▸ **Data for processing**:
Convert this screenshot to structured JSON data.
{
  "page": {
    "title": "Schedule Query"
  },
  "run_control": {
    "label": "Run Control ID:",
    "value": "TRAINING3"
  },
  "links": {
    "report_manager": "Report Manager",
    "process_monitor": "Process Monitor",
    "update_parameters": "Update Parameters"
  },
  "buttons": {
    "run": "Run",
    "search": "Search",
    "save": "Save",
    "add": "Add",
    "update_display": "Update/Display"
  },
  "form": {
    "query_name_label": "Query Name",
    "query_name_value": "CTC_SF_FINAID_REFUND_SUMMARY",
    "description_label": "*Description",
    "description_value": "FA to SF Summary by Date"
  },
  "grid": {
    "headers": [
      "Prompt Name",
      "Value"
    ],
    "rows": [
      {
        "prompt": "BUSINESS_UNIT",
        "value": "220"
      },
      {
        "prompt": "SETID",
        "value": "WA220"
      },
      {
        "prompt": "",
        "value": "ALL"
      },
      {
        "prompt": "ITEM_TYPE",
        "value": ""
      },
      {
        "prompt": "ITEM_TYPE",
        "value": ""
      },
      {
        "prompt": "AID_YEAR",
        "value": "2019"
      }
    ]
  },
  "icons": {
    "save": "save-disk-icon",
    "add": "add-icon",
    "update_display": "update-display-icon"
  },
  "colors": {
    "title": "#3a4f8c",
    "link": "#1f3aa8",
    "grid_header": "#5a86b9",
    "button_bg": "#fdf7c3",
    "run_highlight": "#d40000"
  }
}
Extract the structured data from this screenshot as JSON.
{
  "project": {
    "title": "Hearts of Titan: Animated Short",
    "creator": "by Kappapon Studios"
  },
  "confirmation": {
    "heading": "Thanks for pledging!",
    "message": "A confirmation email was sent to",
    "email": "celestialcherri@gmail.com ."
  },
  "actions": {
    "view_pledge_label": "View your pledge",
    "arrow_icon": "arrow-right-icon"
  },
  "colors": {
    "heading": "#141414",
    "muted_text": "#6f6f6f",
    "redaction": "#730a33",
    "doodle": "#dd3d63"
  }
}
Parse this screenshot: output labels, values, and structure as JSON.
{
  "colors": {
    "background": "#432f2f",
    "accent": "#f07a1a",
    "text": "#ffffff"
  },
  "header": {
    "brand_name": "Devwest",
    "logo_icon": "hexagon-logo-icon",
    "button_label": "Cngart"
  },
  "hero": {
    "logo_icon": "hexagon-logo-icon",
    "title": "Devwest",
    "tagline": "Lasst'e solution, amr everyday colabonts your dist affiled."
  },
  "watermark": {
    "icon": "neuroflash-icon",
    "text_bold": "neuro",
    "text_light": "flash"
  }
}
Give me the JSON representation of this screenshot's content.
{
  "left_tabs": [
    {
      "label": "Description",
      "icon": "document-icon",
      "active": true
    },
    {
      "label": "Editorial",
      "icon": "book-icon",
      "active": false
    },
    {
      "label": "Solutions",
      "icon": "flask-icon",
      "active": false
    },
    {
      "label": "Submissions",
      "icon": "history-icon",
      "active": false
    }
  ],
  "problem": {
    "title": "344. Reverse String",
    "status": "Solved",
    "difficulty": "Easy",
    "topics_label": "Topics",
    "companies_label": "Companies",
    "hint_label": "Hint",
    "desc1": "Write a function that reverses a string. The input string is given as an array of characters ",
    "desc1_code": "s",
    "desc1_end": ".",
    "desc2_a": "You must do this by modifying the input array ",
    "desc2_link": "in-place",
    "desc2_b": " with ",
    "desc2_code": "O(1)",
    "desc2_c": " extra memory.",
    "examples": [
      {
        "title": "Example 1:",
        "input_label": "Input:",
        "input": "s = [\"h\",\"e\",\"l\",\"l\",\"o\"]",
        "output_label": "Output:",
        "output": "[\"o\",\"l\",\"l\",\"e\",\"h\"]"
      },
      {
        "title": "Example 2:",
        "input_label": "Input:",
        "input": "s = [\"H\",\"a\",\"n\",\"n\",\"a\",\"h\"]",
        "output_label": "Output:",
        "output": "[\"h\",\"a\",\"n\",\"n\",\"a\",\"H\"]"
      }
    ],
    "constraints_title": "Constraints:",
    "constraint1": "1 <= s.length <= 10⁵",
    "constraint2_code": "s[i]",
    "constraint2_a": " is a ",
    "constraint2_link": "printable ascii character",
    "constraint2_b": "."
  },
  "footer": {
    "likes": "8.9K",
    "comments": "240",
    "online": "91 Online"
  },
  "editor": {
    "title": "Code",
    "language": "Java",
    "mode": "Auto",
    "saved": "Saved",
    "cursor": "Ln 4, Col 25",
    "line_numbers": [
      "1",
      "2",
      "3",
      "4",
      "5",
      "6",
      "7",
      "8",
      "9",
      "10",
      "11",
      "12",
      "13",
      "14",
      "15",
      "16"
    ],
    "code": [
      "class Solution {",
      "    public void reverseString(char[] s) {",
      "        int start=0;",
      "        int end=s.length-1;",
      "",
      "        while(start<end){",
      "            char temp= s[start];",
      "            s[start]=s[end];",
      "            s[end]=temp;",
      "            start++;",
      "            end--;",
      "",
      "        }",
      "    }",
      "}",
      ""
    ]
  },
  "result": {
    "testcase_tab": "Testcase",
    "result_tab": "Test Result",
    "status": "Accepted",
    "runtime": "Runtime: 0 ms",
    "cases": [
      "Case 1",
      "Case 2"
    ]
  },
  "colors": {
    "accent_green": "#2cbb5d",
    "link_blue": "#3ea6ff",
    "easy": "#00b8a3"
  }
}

▸ **Requirements**: For the material, find the number of lines holding the word "heading" and give that figure and nothing more.

▸ **Response to this exercise**: 2